• **Task instructions**: Note how many lines in the entries contain the string "Vrstva", then give that number and nothing else.

• **Record extracts**:
-.-.-
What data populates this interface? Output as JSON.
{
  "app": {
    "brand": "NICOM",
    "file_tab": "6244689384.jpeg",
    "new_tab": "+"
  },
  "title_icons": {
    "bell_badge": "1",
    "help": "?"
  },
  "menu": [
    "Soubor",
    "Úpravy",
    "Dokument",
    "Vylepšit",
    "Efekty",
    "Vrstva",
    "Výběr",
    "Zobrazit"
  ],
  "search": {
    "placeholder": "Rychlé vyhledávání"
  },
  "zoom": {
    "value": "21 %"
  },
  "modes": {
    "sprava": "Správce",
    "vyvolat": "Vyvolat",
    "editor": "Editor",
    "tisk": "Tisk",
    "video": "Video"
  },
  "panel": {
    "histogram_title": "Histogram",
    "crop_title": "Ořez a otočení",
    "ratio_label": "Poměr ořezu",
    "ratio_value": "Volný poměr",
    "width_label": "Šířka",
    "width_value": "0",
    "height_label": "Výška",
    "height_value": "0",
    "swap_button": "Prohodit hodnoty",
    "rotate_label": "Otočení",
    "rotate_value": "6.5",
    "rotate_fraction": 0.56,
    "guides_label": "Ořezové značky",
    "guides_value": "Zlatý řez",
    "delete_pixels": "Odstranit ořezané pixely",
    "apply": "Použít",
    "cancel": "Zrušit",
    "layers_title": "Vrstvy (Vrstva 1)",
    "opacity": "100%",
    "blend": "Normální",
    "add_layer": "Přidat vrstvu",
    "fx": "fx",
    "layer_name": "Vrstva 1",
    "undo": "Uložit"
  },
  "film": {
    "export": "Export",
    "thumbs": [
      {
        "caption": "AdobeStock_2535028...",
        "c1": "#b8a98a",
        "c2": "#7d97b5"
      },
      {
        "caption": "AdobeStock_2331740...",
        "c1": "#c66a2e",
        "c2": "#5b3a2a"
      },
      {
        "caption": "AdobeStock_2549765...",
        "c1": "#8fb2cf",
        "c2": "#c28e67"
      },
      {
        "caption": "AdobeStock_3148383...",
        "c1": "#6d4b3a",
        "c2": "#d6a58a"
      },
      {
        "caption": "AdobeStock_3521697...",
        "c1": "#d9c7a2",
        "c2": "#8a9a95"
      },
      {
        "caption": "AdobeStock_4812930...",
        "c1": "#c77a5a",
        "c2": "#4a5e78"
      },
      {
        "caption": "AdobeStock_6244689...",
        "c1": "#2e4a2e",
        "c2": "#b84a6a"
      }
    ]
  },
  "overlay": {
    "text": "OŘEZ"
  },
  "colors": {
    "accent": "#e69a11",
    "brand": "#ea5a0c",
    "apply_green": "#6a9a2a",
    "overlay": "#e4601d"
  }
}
-.-.-
• **The response**: 3